■ **Stored data entries**:
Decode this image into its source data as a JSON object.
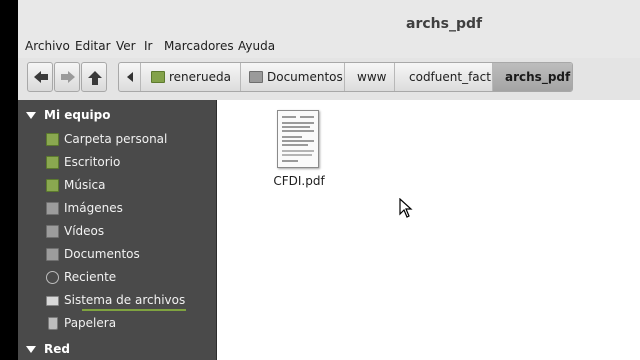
{
  "window": {
    "title": "archs_pdf"
  },
  "menu": [
    "Archivo",
    "Editar",
    "Ver",
    "Ir",
    "Marcadores",
    "Ayuda"
  ],
  "breadcrumbs": [
    "renerueda",
    "Documentos",
    "www",
    "codfuent_fact",
    "archs_pdf"
  ],
  "sidebar": {
    "sections": [
      {
        "title": "Mi equipo",
        "items": [
          {
            "label": "Carpeta personal",
            "icon": "home-folder-icon"
          },
          {
            "label": "Escritorio",
            "icon": "desktop-folder-icon"
          },
          {
            "label": "Música",
            "icon": "music-folder-icon"
          },
          {
            "label": "Imágenes",
            "icon": "pictures-folder-icon"
          },
          {
            "label": "Vídeos",
            "icon": "videos-folder-icon"
          },
          {
            "label": "Documentos",
            "icon": "documents-folder-icon"
          },
          {
            "label": "Reciente",
            "icon": "recent-icon"
          },
          {
            "label": "Sistema de archivos",
            "icon": "drive-icon"
          },
          {
            "label": "Papelera",
            "icon": "trash-icon"
          }
        ]
      },
      {
        "title": "Red",
        "items": []
      }
    ]
  },
  "files": [
    {
      "name": "CFDI.pdf",
      "icon": "pdf-thumbnail-icon"
    }
  ],
  "colors": {
    "sidebar_bg": "#4a4a4a",
    "accent_green": "#7fa340",
    "active_crumb": "#a4a4a4"
  }
}
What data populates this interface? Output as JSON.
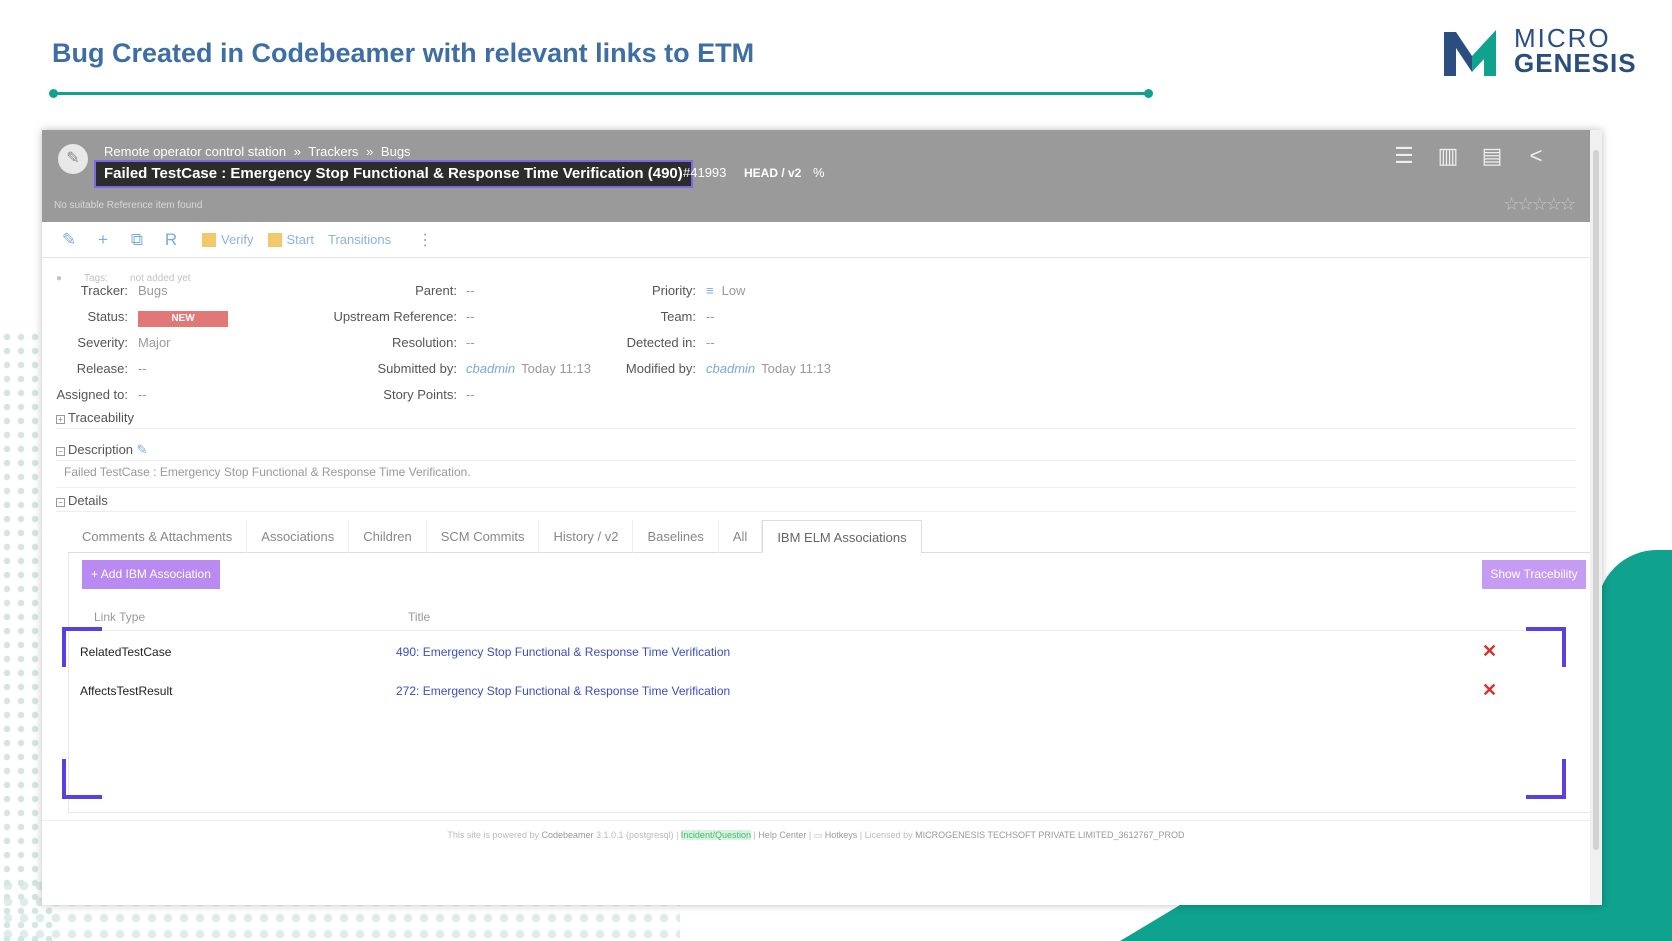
{
  "slide": {
    "title": "Bug Created in Codebeamer with relevant links to ETM",
    "logo_line1": "MICRO",
    "logo_line2": "GENESIS"
  },
  "header": {
    "breadcrumb": [
      "Remote operator control station",
      "»",
      "Trackers",
      "»",
      "Bugs"
    ],
    "item_title": "Failed TestCase : Emergency Stop Functional & Response Time Verification (490)",
    "item_id": "#41993",
    "version": "HEAD / v2",
    "link_symbol": "%",
    "no_reference": "No suitable Reference item found",
    "stars": "☆☆☆☆☆"
  },
  "toolbar": {
    "verify_label": "Verify",
    "start_label": "Start",
    "transitions_label": "Transitions"
  },
  "tags": {
    "label": "Tags:",
    "value": "not added yet"
  },
  "fields": {
    "tracker": {
      "label": "Tracker:",
      "value": "Bugs"
    },
    "status": {
      "label": "Status:",
      "value": "NEW"
    },
    "severity": {
      "label": "Severity:",
      "value": "Major"
    },
    "release": {
      "label": "Release:",
      "value": "--"
    },
    "assigned": {
      "label": "Assigned to:",
      "value": "--"
    },
    "parent": {
      "label": "Parent:",
      "value": "--"
    },
    "upstream": {
      "label": "Upstream Reference:",
      "value": "--"
    },
    "resolution": {
      "label": "Resolution:",
      "value": "--"
    },
    "submitted": {
      "label": "Submitted by:",
      "user": "cbadmin",
      "time": "Today 11:13"
    },
    "story_points": {
      "label": "Story Points:",
      "value": "--"
    },
    "priority": {
      "label": "Priority:",
      "value": "Low",
      "symbol": "≡"
    },
    "team": {
      "label": "Team:",
      "value": "--"
    },
    "detected": {
      "label": "Detected in:",
      "value": "--"
    },
    "modified": {
      "label": "Modified by:",
      "user": "cbadmin",
      "time": "Today 11:13"
    }
  },
  "sections": {
    "traceability": "Traceability",
    "description": "Description",
    "description_text": "Failed TestCase : Emergency Stop Functional & Response Time Verification.",
    "details": "Details"
  },
  "tabs": [
    "Comments & Attachments",
    "Associations",
    "Children",
    "SCM Commits",
    "History / v2",
    "Baselines",
    "All",
    "IBM ELM Associations"
  ],
  "associations": {
    "add_button": "+ Add IBM Association",
    "trace_button": "Show Tracebility",
    "col_link_type": "Link Type",
    "col_title": "Title",
    "rows": [
      {
        "type": "RelatedTestCase",
        "title": "490: Emergency Stop Functional & Response Time Verification"
      },
      {
        "type": "AffectsTestResult",
        "title": "272: Emergency Stop Functional & Response Time Verification"
      }
    ],
    "delete_symbol": "✕"
  },
  "footer": {
    "powered": "This site is powered by",
    "product": "Codebeamer",
    "version": "3.1.0.1 (postgresql)",
    "incident": "Incident/Question",
    "help": "Help Center",
    "hotkeys": "Hotkeys",
    "license": "Licensed by",
    "licensee": "MICROGENESIS TECHSOFT PRIVATE LIMITED_3612767_PROD"
  },
  "colors": {
    "accent": "#0fa28e",
    "title": "#3d6fa4",
    "badge": "#e27777",
    "purple": "#b98bf2",
    "frame": "#5b3fe0"
  }
}
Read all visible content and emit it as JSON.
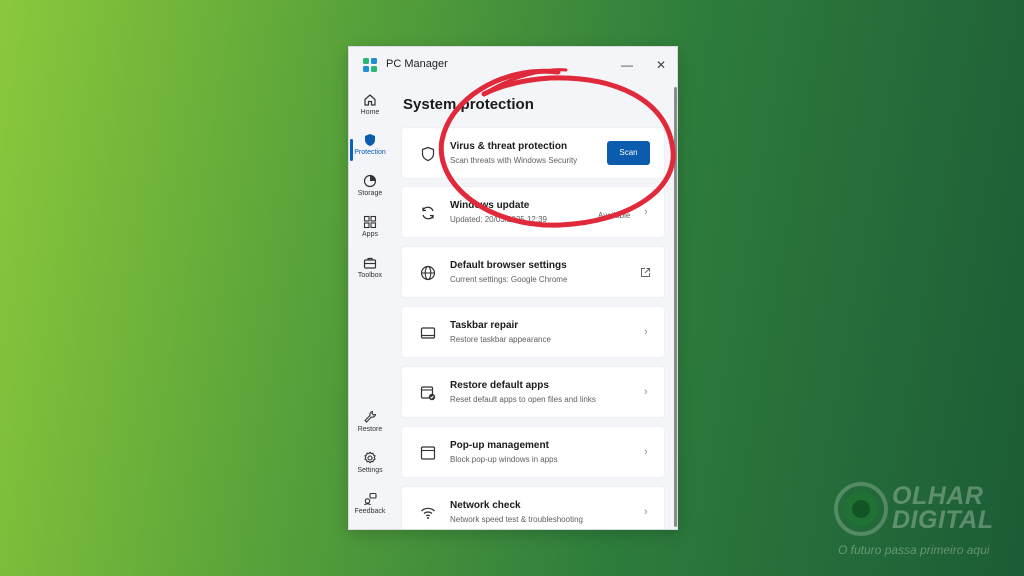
{
  "window": {
    "title": "PC Manager",
    "minimize_glyph": "—",
    "close_glyph": "✕"
  },
  "sidebar": {
    "items": [
      {
        "label": "Home",
        "icon": "home-icon",
        "active": false
      },
      {
        "label": "Protection",
        "icon": "shield-icon",
        "active": true
      },
      {
        "label": "Storage",
        "icon": "storage-pie-icon",
        "active": false
      },
      {
        "label": "Apps",
        "icon": "apps-grid-icon",
        "active": false
      },
      {
        "label": "Toolbox",
        "icon": "toolbox-icon",
        "active": false
      }
    ],
    "bottom_items": [
      {
        "label": "Restore",
        "icon": "wrench-icon"
      },
      {
        "label": "Settings",
        "icon": "gear-icon"
      },
      {
        "label": "Feedback",
        "icon": "feedback-icon"
      }
    ]
  },
  "main": {
    "title": "System protection",
    "cards": [
      {
        "title": "Virus & threat protection",
        "subtitle": "Scan threats with Windows Security",
        "action": "Scan",
        "icon": "shield-outline-icon"
      },
      {
        "title": "Windows update",
        "subtitle": "Updated: 20/03/2025 12:39",
        "status": "Available",
        "icon": "sync-icon"
      },
      {
        "title": "Default browser settings",
        "subtitle": "Current settings: Google Chrome",
        "icon": "globe-icon"
      },
      {
        "title": "Taskbar repair",
        "subtitle": "Restore taskbar appearance",
        "icon": "taskbar-icon"
      },
      {
        "title": "Restore default apps",
        "subtitle": "Reset default apps to open files and links",
        "icon": "default-apps-icon"
      },
      {
        "title": "Pop-up management",
        "subtitle": "Block pop-up windows in apps",
        "icon": "popup-window-icon"
      },
      {
        "title": "Network check",
        "subtitle": "Network speed test & troubleshooting",
        "icon": "wifi-icon"
      }
    ],
    "chevron_glyph": "›"
  },
  "watermark": {
    "brand": "OLHAR DIGITAL",
    "tagline": "O futuro passa primeiro aqui"
  },
  "colors": {
    "accent": "#0b5cad",
    "annotation": "#e0293a",
    "background_start": "#8bc83b",
    "background_end": "#1c5c36"
  }
}
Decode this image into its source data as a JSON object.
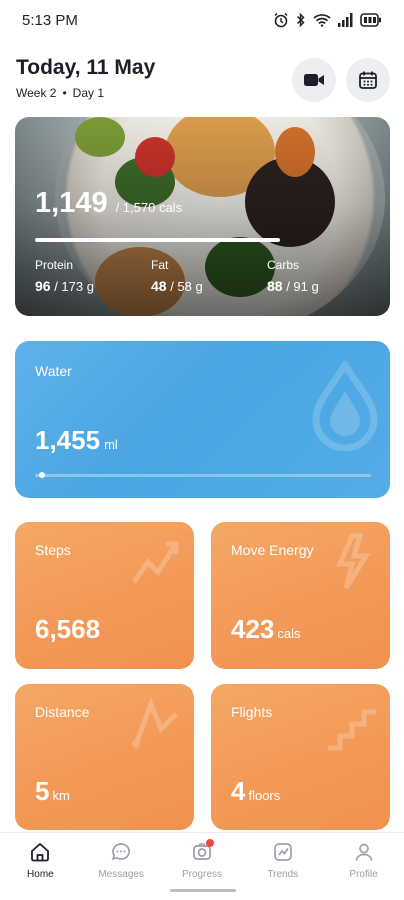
{
  "status_bar": {
    "time": "5:13 PM"
  },
  "header": {
    "title": "Today, 11 May",
    "week": "Week 2",
    "separator": "•",
    "day": "Day 1",
    "video_button_icon": "video-camera-icon",
    "calendar_button_icon": "calendar-icon"
  },
  "food": {
    "calories": "1,149",
    "calories_goal": "/ 1,570 cals",
    "calories_progress": 0.73,
    "macros": [
      {
        "label": "Protein",
        "value": "96",
        "goal": "/ 173 g"
      },
      {
        "label": "Fat",
        "value": "48",
        "goal": "/ 58 g"
      },
      {
        "label": "Carbs",
        "value": "88",
        "goal": "/ 91 g"
      }
    ]
  },
  "water": {
    "label": "Water",
    "value": "1,455",
    "unit": "ml",
    "progress": 0.02
  },
  "metrics": {
    "steps": {
      "label": "Steps",
      "value": "6,568",
      "unit": ""
    },
    "move": {
      "label": "Move Energy",
      "value": "423",
      "unit": "cals"
    },
    "distance": {
      "label": "Distance",
      "value": "5",
      "unit": "km"
    },
    "flights": {
      "label": "Flights",
      "value": "4",
      "unit": "floors"
    }
  },
  "nav": [
    {
      "label": "Home",
      "icon": "home-icon",
      "active": true
    },
    {
      "label": "Messages",
      "icon": "chat-icon",
      "active": false
    },
    {
      "label": "Progress",
      "icon": "camera-icon",
      "active": false,
      "badge": true
    },
    {
      "label": "Trends",
      "icon": "trend-chart-icon",
      "active": false
    },
    {
      "label": "Profile",
      "icon": "user-icon",
      "active": false
    }
  ],
  "colors": {
    "water_card": "#4aa5e2",
    "metric_card": "#f39a59",
    "badge": "#e94a3a"
  }
}
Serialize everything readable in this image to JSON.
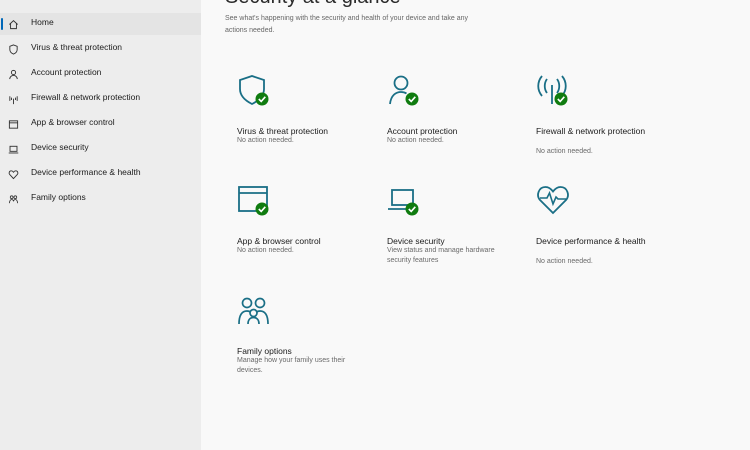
{
  "sidebar": {
    "items": [
      {
        "label": "Home",
        "icon": "home-icon"
      },
      {
        "label": "Virus & threat protection",
        "icon": "shield-icon"
      },
      {
        "label": "Account protection",
        "icon": "person-icon"
      },
      {
        "label": "Firewall & network protection",
        "icon": "antenna-icon"
      },
      {
        "label": "App & browser control",
        "icon": "window-icon"
      },
      {
        "label": "Device security",
        "icon": "laptop-icon"
      },
      {
        "label": "Device performance & health",
        "icon": "heart-icon"
      },
      {
        "label": "Family options",
        "icon": "family-icon"
      }
    ]
  },
  "header": {
    "title": "Security at a glance",
    "description": "See what's happening with the security and health of your device and take any actions needed."
  },
  "tiles": [
    {
      "title": "Virus & threat protection",
      "status": "No action needed.",
      "icon": "shield-check-icon"
    },
    {
      "title": "Account protection",
      "status": "No action needed.",
      "icon": "person-check-icon"
    },
    {
      "title": "Firewall & network protection",
      "status": "No action needed.",
      "icon": "antenna-check-icon"
    },
    {
      "title": "App & browser control",
      "status": "No action needed.",
      "icon": "window-check-icon"
    },
    {
      "title": "Device security",
      "status": "View status and manage hardware security features",
      "icon": "laptop-check-icon"
    },
    {
      "title": "Device performance & health",
      "status": "No action needed.",
      "icon": "heart-pulse-icon"
    },
    {
      "title": "Family options",
      "status": "Manage how your family uses their devices.",
      "icon": "family-icon"
    }
  ],
  "colors": {
    "accent": "#0067b8",
    "icon_teal": "#1a6f86",
    "status_ok": "#107c10",
    "sidebar_bg": "#ededed",
    "main_bg": "#f9f9f9"
  }
}
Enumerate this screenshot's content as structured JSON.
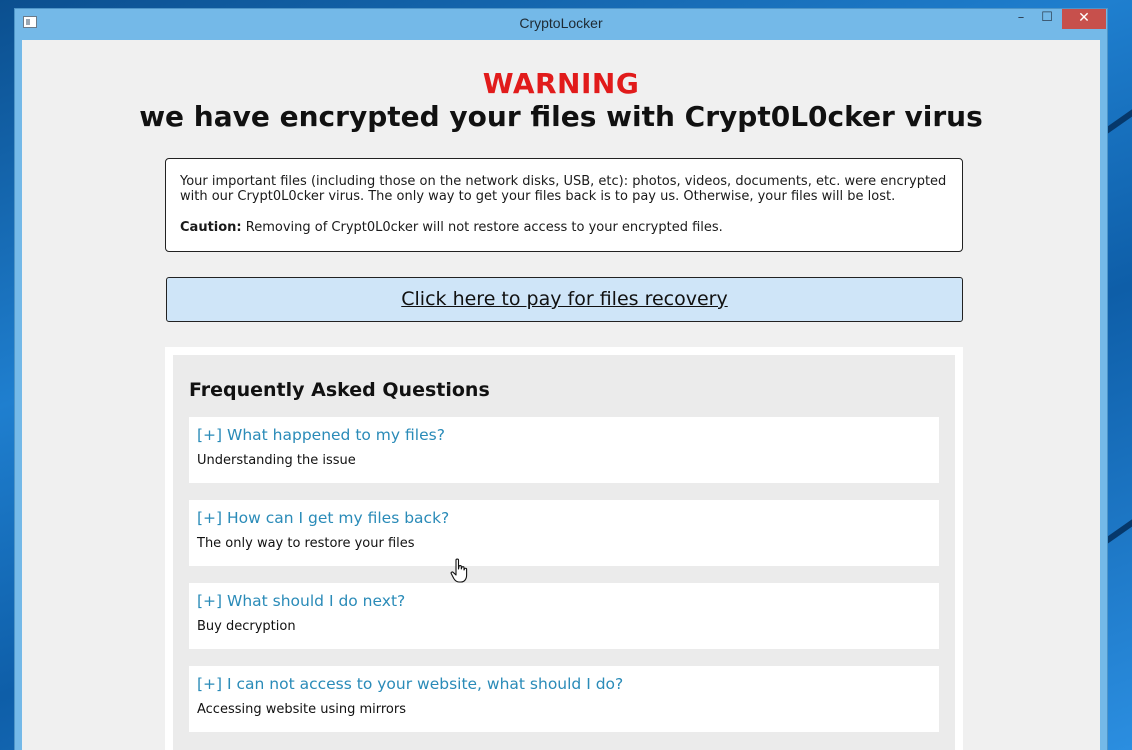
{
  "window": {
    "title": "CryptoLocker",
    "minimize_glyph": "–",
    "maximize_glyph": "☐",
    "close_glyph": "✕"
  },
  "header": {
    "warning": "WARNING",
    "headline": "we have encrypted your files with Crypt0L0cker virus"
  },
  "notice": {
    "paragraph": "Your important files (including those on the network disks, USB, etc): photos, videos, documents, etc. were encrypted with our Crypt0L0cker virus. The only way to get your files back is to pay us. Otherwise, your files will be lost.",
    "caution_label": "Caution:",
    "caution_text": " Removing of Crypt0L0cker will not restore access to your encrypted files."
  },
  "pay_button": {
    "label": "Click here to pay for files recovery"
  },
  "faq": {
    "title": "Frequently Asked Questions",
    "items": [
      {
        "question": "[+] What happened to my files?",
        "answer": "Understanding the issue"
      },
      {
        "question": "[+] How can I get my files back?",
        "answer": "The only way to restore your files"
      },
      {
        "question": "[+] What should I do next?",
        "answer": "Buy decryption"
      },
      {
        "question": "[+] I can not access to your website, what should I do?",
        "answer": "Accessing website using mirrors"
      }
    ]
  },
  "colors": {
    "warning": "#e11b1b",
    "link": "#2a8bb8",
    "pay_button_bg": "#cfe5f8",
    "titlebar": "#74b9e8",
    "close_button": "#c7504c"
  }
}
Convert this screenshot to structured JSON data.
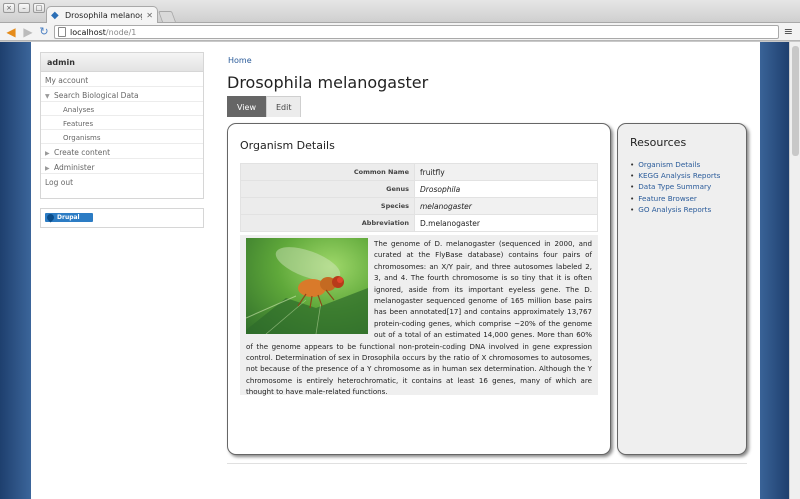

■ **What is being asked**:
Output only these lines, word for word: the line containing "Enumerate this screenshot's" and every line after it through the last line of the data. Omit the pictures.

■ **Problem solution**:
Enumerate this screenshot's content as structured JSON.
{
  "window": {
    "title": "CryptoLocker",
    "minimize_glyph": "–",
    "maximize_glyph": "☐",
    "close_glyph": "✕"
  },
  "header": {
    "warning": "WARNING",
    "headline": "we have encrypted your files with Crypt0L0cker virus"
  },
  "notice": {
    "paragraph": "Your important files (including those on the network disks, USB, etc): photos, videos, documents, etc. were encrypted with our Crypt0L0cker virus. The only way to get your files back is to pay us. Otherwise, your files will be lost.",
    "caution_label": "Caution:",
    "caution_text": " Removing of Crypt0L0cker will not restore access to your encrypted files."
  },
  "pay_button": {
    "label": "Click here to pay for files recovery"
  },
  "faq": {
    "title": "Frequently Asked Questions",
    "items": [
      {
        "question": "[+] What happened to my files?",
        "answer": "Understanding the issue"
      },
      {
        "question": "[+] How can I get my files back?",
        "answer": "The only way to restore your files"
      },
      {
        "question": "[+] What should I do next?",
        "answer": "Buy decryption"
      },
      {
        "question": "[+] I can not access to your website, what should I do?",
        "answer": "Accessing website using mirrors"
      }
    ]
  },
  "colors": {
    "warning": "#e11b1b",
    "link": "#2a8bb8",
    "pay_button_bg": "#cfe5f8",
    "titlebar": "#74b9e8",
    "close_button": "#c7504c"
  }
}
Convert this screenshot to structured JSON data.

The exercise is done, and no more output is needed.